** ENTRIES SHOWN **

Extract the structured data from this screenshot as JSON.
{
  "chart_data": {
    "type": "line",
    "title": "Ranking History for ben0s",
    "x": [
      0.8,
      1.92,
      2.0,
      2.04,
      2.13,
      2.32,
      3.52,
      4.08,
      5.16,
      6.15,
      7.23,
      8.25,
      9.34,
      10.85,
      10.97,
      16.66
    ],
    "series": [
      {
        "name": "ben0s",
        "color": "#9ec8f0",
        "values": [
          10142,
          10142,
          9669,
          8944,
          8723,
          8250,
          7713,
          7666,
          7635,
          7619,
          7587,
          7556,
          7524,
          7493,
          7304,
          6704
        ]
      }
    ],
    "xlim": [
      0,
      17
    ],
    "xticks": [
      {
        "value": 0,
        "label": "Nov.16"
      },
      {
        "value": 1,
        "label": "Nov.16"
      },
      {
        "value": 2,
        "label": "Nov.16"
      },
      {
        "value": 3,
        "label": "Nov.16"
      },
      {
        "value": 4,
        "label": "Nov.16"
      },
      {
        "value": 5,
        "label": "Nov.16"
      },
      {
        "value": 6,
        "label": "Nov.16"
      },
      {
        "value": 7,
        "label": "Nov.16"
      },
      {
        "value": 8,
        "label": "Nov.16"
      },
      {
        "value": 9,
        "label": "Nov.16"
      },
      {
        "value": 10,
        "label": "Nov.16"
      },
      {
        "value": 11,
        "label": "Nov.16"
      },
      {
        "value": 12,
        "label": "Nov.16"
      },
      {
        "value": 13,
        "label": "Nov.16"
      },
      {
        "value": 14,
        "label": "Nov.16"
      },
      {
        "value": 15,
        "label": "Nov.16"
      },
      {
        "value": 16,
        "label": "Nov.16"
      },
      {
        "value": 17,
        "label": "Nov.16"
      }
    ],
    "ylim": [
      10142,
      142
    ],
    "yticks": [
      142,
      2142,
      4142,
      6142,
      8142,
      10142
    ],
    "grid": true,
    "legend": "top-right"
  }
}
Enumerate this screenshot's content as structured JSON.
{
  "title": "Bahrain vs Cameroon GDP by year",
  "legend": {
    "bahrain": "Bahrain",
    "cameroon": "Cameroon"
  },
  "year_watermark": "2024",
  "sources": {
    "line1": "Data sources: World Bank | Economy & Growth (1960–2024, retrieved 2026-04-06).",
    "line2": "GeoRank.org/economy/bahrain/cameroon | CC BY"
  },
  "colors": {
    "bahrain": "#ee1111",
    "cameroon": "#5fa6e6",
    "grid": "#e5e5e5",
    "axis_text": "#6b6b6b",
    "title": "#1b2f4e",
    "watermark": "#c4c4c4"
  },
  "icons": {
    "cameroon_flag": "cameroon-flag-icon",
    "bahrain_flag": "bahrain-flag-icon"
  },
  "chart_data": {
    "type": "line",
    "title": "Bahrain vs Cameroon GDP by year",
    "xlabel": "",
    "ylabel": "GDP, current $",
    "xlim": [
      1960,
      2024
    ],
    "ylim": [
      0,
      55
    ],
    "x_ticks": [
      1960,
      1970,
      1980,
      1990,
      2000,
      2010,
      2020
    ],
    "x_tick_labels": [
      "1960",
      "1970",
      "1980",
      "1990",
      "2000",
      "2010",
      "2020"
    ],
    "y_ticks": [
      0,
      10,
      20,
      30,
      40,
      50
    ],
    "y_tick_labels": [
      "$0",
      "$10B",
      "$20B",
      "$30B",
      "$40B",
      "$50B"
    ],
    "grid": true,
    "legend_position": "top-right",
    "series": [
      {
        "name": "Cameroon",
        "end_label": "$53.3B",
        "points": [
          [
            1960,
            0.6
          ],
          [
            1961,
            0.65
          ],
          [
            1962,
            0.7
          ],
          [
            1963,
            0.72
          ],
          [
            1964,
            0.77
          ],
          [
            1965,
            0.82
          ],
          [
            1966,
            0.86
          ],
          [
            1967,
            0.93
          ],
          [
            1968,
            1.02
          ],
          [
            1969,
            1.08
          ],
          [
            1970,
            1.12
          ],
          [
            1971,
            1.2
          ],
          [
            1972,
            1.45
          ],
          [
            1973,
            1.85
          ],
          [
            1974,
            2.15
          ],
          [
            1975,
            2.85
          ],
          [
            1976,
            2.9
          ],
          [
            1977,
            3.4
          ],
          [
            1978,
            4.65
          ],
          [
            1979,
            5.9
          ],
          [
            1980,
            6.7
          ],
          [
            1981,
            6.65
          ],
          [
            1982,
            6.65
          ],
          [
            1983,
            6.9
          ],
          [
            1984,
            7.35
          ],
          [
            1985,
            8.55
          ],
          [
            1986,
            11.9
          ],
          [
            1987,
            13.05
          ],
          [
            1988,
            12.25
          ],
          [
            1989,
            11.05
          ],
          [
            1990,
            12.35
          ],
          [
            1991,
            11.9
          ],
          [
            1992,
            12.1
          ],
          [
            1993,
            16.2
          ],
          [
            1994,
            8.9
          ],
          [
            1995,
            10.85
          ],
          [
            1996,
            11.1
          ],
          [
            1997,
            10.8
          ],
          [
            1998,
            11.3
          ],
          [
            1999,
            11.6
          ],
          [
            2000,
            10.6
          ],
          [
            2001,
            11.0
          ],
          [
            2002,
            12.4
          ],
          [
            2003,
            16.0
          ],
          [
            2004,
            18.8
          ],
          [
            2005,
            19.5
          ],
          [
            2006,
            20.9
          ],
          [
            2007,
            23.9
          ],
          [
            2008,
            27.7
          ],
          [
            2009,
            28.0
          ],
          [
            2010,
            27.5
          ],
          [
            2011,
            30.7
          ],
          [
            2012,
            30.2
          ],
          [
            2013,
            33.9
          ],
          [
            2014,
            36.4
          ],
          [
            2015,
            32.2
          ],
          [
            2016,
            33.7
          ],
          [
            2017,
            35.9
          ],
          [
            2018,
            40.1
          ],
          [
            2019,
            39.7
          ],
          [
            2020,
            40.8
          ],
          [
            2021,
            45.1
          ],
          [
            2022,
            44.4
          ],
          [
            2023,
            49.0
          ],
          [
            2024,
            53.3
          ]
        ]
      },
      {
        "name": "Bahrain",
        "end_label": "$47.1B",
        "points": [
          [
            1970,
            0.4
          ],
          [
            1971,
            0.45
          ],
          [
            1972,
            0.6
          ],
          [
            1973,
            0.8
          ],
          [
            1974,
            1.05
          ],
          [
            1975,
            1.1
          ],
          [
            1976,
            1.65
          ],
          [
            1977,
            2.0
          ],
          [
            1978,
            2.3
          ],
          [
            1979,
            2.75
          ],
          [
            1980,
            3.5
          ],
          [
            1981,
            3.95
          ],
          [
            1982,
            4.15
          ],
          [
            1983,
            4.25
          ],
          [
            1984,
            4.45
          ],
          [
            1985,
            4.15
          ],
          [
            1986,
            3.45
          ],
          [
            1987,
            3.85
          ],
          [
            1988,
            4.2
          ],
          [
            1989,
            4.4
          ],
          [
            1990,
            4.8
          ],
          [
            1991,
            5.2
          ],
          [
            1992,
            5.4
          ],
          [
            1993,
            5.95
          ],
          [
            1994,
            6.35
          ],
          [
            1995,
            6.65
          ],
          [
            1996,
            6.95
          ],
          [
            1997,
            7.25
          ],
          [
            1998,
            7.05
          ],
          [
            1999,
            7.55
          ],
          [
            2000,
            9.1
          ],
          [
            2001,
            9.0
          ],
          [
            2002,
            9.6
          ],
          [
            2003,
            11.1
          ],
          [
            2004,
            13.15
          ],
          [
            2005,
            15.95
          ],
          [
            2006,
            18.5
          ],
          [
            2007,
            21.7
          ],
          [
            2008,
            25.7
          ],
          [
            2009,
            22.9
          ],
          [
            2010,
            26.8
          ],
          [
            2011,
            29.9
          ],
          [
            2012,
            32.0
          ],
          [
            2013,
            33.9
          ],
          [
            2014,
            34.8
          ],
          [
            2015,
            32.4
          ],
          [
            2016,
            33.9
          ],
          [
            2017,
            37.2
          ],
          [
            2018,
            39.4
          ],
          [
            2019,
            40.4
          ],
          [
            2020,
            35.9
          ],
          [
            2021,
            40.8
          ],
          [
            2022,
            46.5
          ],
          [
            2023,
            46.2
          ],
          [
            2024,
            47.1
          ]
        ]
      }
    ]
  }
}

** SHORT PROBLEM **
For the string "JSON", count the lines of the entries above that include it; answer with the number only.

** SOLUTION TO THE EXERCISE **
2